### [Input data]
====

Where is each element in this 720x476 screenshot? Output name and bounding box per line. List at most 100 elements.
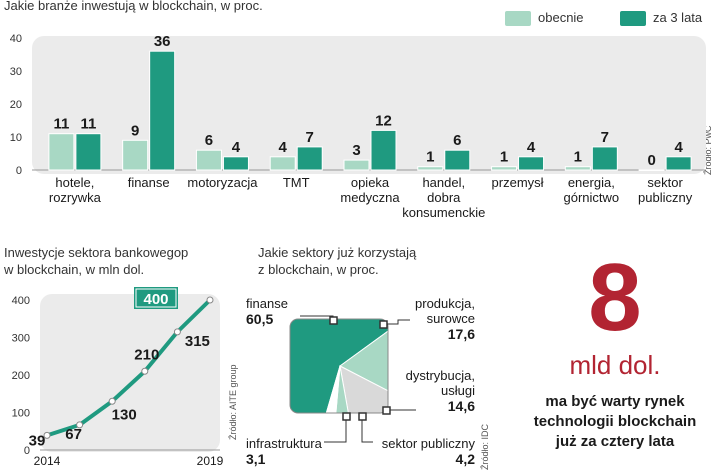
- value-badge: [134, 287, 178, 309]
- x-category-label: handel, dobra konsumenckie: [402, 175, 485, 220]
- y-tick-label: 0: [16, 165, 22, 177]
- pie-slice: [339, 319, 388, 409]
- bar-chart-panel: [32, 36, 706, 174]
- bar-value-label: 7: [601, 129, 609, 146]
- y-tick-label: 10: [10, 132, 22, 144]
- x-category-label: sektor publiczny: [638, 175, 693, 205]
- leader-node: [329, 316, 338, 325]
- slice-label: infrastruktura: [246, 436, 323, 451]
- leader-line: [361, 416, 373, 443]
- y-tick-label: 100: [12, 408, 30, 420]
- bar-value-label: 1: [500, 149, 508, 166]
- slice-value: 4,2: [456, 451, 476, 467]
- x-category-label: motoryzacja: [187, 175, 258, 190]
- bar-value-label: 4: [279, 139, 288, 156]
- legend-swatch-current: [505, 11, 531, 26]
- highlight-unit: mld dol.: [569, 350, 661, 380]
- highlight-description: ma być warty rynek technologii blockchai…: [533, 393, 697, 450]
- bar-value-label: 4: [527, 139, 536, 156]
- slice-label: sektor publiczny: [382, 436, 476, 451]
- slice-label: produkcja, surowce: [415, 296, 475, 326]
- pie-slice: [339, 365, 388, 413]
- legend-label-current: obecnie: [538, 10, 584, 25]
- leader-line: [383, 319, 410, 325]
- data-label: 130: [112, 406, 137, 423]
- bar-value-label: 6: [453, 132, 461, 149]
- bar-value-label: 1: [574, 149, 582, 166]
- y-tick-label: 30: [10, 66, 22, 78]
- bar-current: [195, 149, 222, 171]
- data-label: 315: [185, 333, 210, 350]
- bar-future: [591, 146, 618, 171]
- data-point: [43, 431, 51, 439]
- bar-value-label: 4: [674, 139, 683, 156]
- bar-future: [296, 146, 323, 171]
- bar-current: [417, 166, 444, 171]
- pie-chart-title: Jakie sektory już korzystają z blockchai…: [258, 245, 417, 277]
- data-point: [206, 296, 214, 304]
- pie-slice: [331, 365, 357, 413]
- x-category-label: TMT: [283, 175, 310, 190]
- bar-future: [370, 129, 397, 171]
- slice-value: 3,1: [246, 451, 266, 467]
- bar-value-label: 0: [647, 152, 655, 169]
- x-tick-label: 2019: [197, 454, 224, 468]
- pie-frame: [289, 318, 389, 414]
- line-chart-title: Inwestycje sektora bankowegop w blockcha…: [4, 245, 189, 277]
- slice-value: 14,6: [448, 398, 475, 414]
- bar-value-label: 12: [375, 112, 392, 129]
- y-tick-label: 300: [12, 333, 30, 345]
- bar-current: [343, 159, 370, 171]
- bar-future: [665, 156, 692, 171]
- data-label: 39: [29, 432, 46, 449]
- bar-current: [491, 166, 518, 171]
- bar-future: [444, 149, 471, 171]
- bar-current: [48, 133, 75, 171]
- leader-node: [382, 406, 391, 415]
- leader-node: [379, 320, 388, 329]
- legend-swatch-future: [620, 11, 646, 26]
- data-point: [141, 367, 149, 375]
- bar-future: [149, 50, 176, 171]
- bar-future: [518, 156, 545, 171]
- bar-value-label: 4: [232, 139, 241, 156]
- data-label: 67: [65, 426, 82, 443]
- leader-node: [358, 412, 367, 421]
- bar-future: [75, 133, 102, 171]
- series-line: [46, 298, 212, 438]
- y-tick-label: 40: [10, 33, 22, 45]
- highlight-number: 8: [588, 244, 642, 351]
- bar-current: [269, 156, 296, 171]
- x-category-label: hotele, rozrywka: [49, 175, 102, 205]
- y-tick-label: 200: [12, 370, 30, 382]
- data-point: [108, 397, 116, 405]
- x-category-label: opieka medyczna: [340, 175, 400, 205]
- bar-value-label: 3: [352, 142, 360, 159]
- y-tick-label: 400: [12, 295, 30, 307]
- bar-chart-title: Jakie branże inwestują w blockchain, w p…: [4, 0, 263, 13]
- x-category-label: przemysł: [492, 175, 544, 190]
- bar-future: [222, 156, 249, 171]
- data-label: 210: [134, 346, 159, 363]
- data-point: [173, 328, 181, 336]
- bar-value-label: 9: [131, 122, 139, 139]
- bar-value-label: 1: [426, 149, 434, 166]
- bar-current: [638, 169, 665, 171]
- data-point: [76, 421, 84, 429]
- line-chart: 0 100 200 300 400 2014 2019 39 67 130 210 315 400: [12, 287, 224, 468]
- pie-slice: [314, 365, 341, 413]
- bar-value-label: 7: [306, 129, 314, 146]
- leader-node: [342, 412, 351, 421]
- leader-line: [324, 416, 347, 443]
- x-category-label: energia, górnictwo: [564, 175, 620, 205]
- y-tick-label: 0: [24, 445, 30, 457]
- x-category-label: finanse: [128, 175, 170, 190]
- slice-value: 17,6: [448, 326, 475, 342]
- data-label: 400: [143, 291, 168, 308]
- bar-value-label: 36: [154, 33, 171, 50]
- slice-value: 60,5: [246, 311, 273, 327]
- legend-label-future: za 3 lata: [653, 10, 703, 25]
- bar-value-label: 11: [53, 116, 69, 133]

====

### [Instruction]
Please print the lines of the entries from the line with "- value-badge: [134, 287, 178, 309]" to the line with "- x-category-label: sektor", both included, reproducing each one character for character.

### [Exercise output]
- value-badge: [134, 287, 178, 309]
- x-category-label: handel, dobra konsumenckie: [402, 175, 485, 220]
- y-tick-label: 0: [16, 165, 22, 177]
- pie-slice: [339, 319, 388, 409]
- bar-chart-panel: [32, 36, 706, 174]
- bar-value-label: 7: [601, 129, 609, 146]
- y-tick-label: 10: [10, 132, 22, 144]
- x-category-label: sektor publiczny: [638, 175, 693, 205]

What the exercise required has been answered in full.